* Goal
What is the number of lines containing the string "death"? Answer with the number only.
───
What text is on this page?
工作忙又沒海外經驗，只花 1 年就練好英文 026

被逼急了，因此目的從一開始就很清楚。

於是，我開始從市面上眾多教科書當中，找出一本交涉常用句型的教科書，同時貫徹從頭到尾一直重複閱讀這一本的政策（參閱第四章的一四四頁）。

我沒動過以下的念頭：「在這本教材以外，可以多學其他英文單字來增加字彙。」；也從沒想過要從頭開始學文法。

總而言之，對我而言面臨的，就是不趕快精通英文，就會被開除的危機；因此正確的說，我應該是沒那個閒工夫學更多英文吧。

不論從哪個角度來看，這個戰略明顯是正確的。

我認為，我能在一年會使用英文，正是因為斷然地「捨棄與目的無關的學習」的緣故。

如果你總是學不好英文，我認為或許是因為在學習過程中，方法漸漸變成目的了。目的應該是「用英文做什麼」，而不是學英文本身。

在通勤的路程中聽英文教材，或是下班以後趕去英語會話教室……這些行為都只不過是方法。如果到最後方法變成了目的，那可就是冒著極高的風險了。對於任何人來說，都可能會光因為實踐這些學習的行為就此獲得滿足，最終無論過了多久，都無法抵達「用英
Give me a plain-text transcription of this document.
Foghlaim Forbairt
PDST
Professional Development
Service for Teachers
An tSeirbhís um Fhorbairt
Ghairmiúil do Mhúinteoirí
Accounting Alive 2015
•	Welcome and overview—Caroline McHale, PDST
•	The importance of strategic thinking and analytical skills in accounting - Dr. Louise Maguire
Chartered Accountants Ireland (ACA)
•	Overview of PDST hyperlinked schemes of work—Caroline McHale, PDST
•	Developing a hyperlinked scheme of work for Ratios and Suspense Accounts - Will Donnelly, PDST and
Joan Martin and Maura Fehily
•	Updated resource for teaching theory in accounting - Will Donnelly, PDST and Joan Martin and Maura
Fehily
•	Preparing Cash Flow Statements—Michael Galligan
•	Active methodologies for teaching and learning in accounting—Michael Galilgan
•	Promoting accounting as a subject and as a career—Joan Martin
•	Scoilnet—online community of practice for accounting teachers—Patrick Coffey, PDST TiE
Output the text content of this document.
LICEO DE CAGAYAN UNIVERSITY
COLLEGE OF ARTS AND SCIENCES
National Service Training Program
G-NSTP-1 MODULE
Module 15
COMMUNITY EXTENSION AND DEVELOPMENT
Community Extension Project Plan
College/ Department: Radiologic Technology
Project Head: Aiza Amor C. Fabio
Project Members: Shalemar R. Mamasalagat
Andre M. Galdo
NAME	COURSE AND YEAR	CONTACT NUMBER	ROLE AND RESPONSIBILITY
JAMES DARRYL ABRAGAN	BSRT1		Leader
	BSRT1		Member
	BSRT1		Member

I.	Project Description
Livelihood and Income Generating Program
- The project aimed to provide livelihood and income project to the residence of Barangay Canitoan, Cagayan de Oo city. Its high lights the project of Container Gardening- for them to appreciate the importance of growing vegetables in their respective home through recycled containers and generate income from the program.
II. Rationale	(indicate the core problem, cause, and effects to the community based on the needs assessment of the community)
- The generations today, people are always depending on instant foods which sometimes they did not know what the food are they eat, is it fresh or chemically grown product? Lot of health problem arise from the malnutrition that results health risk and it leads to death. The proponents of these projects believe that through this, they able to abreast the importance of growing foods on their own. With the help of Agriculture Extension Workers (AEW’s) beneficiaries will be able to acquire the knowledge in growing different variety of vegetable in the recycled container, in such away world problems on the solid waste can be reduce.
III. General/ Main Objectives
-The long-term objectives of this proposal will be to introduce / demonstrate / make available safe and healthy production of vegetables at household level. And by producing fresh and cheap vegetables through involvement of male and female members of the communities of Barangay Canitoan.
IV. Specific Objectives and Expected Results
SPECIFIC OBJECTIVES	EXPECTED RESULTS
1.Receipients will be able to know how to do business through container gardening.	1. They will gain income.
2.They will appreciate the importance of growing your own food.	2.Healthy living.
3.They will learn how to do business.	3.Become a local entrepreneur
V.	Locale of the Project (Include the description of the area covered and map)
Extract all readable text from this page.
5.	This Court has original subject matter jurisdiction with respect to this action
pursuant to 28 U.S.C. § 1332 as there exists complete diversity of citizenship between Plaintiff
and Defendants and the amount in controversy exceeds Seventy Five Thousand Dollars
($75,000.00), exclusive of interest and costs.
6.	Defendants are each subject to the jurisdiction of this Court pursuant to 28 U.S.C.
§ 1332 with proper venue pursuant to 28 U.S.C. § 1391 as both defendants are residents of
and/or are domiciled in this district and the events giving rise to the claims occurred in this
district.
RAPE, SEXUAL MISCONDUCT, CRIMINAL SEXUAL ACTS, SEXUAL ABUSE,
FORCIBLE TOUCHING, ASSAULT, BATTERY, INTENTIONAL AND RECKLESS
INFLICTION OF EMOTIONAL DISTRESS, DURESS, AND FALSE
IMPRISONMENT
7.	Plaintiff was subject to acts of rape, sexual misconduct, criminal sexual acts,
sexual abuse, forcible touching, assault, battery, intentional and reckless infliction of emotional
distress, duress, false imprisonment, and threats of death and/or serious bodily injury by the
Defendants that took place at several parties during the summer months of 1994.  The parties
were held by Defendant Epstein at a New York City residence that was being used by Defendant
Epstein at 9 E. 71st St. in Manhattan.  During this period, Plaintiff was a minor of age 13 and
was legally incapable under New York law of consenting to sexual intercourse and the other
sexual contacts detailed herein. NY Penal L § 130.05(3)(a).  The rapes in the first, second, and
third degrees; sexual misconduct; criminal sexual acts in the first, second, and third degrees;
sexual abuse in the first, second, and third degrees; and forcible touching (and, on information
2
───
* The output
2